__Set problem__. Return the lines from the start of the records through the line containing "cell: 3960 bbox=[341, 477, 442, 506]" as a JSON list of strings, one string per line, with blank lines left out.

Records start

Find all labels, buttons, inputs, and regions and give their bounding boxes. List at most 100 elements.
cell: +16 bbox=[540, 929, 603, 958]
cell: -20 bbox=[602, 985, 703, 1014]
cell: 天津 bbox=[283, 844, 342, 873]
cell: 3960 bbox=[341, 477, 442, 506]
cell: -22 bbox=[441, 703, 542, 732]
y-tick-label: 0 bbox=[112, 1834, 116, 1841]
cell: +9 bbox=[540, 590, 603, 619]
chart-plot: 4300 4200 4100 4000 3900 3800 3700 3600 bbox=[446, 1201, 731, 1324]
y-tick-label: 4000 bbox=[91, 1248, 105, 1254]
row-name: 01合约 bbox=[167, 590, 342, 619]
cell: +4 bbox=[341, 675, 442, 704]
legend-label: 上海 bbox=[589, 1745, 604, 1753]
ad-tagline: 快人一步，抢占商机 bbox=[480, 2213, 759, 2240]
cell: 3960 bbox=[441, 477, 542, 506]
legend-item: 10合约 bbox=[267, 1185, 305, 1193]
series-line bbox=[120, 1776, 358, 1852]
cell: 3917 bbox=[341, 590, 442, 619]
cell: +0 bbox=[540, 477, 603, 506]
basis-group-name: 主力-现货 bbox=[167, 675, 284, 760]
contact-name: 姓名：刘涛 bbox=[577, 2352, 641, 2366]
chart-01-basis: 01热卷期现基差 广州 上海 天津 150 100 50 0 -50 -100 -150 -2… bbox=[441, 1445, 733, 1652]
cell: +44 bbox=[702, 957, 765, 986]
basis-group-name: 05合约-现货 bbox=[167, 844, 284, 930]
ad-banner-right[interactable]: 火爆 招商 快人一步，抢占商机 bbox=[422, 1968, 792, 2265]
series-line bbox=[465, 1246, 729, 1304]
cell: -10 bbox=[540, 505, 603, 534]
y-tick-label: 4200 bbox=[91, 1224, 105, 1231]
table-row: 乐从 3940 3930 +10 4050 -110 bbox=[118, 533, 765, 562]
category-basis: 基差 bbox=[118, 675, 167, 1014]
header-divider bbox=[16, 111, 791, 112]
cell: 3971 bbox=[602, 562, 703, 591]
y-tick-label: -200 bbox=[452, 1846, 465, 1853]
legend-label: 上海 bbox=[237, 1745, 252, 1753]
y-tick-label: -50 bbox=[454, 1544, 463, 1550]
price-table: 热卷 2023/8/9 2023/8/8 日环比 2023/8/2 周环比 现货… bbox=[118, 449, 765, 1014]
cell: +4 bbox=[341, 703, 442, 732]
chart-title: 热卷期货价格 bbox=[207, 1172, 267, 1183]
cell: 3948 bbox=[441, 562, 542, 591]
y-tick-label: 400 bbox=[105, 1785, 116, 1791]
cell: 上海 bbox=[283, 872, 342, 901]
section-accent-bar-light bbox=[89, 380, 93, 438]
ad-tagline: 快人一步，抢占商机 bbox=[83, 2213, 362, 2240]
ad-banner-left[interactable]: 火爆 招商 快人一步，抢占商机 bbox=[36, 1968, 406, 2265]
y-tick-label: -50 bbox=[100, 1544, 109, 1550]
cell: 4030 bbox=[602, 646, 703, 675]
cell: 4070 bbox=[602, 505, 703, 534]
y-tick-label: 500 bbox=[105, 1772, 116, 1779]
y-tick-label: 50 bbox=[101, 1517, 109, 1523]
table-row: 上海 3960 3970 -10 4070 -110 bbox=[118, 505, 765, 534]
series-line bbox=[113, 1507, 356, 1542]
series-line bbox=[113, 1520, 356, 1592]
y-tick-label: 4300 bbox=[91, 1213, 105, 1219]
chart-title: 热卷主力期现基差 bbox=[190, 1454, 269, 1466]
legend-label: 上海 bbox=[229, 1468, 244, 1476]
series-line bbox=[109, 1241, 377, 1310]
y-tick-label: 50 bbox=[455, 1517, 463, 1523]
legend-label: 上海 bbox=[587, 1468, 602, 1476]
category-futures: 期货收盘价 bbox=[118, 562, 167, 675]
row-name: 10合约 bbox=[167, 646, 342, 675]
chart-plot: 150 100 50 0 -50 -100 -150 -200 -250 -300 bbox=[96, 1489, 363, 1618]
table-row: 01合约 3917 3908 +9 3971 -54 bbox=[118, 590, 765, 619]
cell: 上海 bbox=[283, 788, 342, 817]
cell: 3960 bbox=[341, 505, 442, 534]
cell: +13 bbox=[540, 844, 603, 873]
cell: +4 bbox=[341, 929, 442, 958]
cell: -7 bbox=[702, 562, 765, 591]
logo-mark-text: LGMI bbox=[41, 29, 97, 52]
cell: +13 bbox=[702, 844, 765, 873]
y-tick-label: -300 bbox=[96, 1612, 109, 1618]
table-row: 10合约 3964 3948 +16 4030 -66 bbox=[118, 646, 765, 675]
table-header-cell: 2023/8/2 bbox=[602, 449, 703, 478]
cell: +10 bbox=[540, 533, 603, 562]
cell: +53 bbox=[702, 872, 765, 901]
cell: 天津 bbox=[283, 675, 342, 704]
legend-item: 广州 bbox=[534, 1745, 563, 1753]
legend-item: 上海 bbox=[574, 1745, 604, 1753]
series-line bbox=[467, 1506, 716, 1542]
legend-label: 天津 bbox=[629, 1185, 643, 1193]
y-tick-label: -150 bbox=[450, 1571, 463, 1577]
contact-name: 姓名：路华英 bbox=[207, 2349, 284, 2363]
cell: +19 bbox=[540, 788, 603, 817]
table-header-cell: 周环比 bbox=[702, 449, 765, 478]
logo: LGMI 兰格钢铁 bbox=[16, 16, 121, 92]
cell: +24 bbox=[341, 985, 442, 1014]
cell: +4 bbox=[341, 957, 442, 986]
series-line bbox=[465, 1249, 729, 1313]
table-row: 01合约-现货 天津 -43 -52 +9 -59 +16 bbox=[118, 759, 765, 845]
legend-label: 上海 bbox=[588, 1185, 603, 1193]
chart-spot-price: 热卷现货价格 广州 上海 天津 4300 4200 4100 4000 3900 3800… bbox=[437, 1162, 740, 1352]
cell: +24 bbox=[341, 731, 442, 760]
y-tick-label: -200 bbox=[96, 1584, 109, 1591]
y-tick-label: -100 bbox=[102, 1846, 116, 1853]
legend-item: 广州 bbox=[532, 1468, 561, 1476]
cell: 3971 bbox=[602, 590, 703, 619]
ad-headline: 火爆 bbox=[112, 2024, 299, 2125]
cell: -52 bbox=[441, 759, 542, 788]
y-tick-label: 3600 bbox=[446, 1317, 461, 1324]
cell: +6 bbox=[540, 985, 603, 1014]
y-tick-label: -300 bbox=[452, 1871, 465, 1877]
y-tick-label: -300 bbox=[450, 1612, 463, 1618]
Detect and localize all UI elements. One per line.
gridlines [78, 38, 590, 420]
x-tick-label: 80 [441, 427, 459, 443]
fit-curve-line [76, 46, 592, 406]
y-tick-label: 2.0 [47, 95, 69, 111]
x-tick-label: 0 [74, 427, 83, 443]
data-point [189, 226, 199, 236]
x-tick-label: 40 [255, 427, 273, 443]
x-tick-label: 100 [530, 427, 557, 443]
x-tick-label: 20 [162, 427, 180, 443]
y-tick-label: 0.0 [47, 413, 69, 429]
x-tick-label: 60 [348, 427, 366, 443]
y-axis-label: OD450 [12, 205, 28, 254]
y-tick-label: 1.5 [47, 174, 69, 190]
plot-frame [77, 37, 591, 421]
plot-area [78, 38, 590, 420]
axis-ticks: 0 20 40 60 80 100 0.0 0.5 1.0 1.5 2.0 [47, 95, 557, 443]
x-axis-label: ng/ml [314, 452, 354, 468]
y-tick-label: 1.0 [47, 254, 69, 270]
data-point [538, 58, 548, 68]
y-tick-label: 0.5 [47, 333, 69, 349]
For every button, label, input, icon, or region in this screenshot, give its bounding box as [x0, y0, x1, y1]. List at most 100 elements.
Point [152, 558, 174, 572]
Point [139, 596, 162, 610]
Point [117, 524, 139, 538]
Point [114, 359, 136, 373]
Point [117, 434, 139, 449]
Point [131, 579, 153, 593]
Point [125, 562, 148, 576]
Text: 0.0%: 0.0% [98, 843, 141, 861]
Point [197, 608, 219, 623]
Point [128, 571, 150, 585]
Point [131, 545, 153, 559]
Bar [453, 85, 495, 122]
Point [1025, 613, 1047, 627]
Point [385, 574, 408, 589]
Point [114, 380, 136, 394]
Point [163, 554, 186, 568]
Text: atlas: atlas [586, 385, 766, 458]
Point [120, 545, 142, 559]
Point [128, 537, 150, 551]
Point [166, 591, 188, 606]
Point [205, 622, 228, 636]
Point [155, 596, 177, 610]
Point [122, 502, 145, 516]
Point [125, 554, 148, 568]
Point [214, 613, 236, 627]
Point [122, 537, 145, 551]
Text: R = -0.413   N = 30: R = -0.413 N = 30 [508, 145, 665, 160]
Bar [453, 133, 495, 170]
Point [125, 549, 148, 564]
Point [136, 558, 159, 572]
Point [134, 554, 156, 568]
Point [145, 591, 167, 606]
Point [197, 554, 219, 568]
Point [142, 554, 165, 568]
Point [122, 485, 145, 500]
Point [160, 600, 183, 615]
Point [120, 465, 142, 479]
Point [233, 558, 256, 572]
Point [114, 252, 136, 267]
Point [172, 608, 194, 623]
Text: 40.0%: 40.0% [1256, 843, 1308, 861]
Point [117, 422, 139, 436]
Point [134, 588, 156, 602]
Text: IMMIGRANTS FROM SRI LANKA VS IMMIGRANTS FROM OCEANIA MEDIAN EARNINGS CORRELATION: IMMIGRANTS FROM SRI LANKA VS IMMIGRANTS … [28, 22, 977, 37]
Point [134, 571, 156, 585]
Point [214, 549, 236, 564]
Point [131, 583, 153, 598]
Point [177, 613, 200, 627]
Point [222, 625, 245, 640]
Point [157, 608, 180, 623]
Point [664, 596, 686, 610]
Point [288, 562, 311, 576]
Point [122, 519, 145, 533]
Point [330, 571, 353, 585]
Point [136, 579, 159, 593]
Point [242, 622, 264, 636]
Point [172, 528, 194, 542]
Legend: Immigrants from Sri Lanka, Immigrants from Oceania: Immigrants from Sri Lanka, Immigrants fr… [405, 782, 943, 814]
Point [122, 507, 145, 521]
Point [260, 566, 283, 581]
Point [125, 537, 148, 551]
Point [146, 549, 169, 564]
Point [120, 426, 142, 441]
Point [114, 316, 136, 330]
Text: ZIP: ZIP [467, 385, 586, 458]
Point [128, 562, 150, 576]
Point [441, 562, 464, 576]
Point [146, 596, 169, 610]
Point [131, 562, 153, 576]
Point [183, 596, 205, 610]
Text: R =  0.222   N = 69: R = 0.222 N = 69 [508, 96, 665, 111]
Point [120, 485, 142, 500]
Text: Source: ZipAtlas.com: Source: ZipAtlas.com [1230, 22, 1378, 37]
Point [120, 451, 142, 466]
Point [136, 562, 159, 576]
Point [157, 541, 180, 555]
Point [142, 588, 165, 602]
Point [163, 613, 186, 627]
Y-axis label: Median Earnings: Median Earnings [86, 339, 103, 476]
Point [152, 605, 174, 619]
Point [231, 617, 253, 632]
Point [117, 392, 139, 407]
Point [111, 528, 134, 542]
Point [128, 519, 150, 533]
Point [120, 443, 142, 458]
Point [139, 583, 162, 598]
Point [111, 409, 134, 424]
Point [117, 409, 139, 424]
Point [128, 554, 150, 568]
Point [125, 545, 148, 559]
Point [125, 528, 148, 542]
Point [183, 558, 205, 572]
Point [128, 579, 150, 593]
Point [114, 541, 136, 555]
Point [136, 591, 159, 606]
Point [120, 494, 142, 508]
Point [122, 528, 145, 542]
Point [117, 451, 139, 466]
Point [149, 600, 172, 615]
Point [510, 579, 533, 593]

Records end

__Answer__.
[
  "Find all labels, buttons, inputs, and regions and give their bounding boxes. List at most 100 elements.",
  "cell: +16 bbox=[540, 929, 603, 958]",
  "cell: -20 bbox=[602, 985, 703, 1014]",
  "cell: 天津 bbox=[283, 844, 342, 873]",
  "cell: 3960 bbox=[341, 477, 442, 506]"
]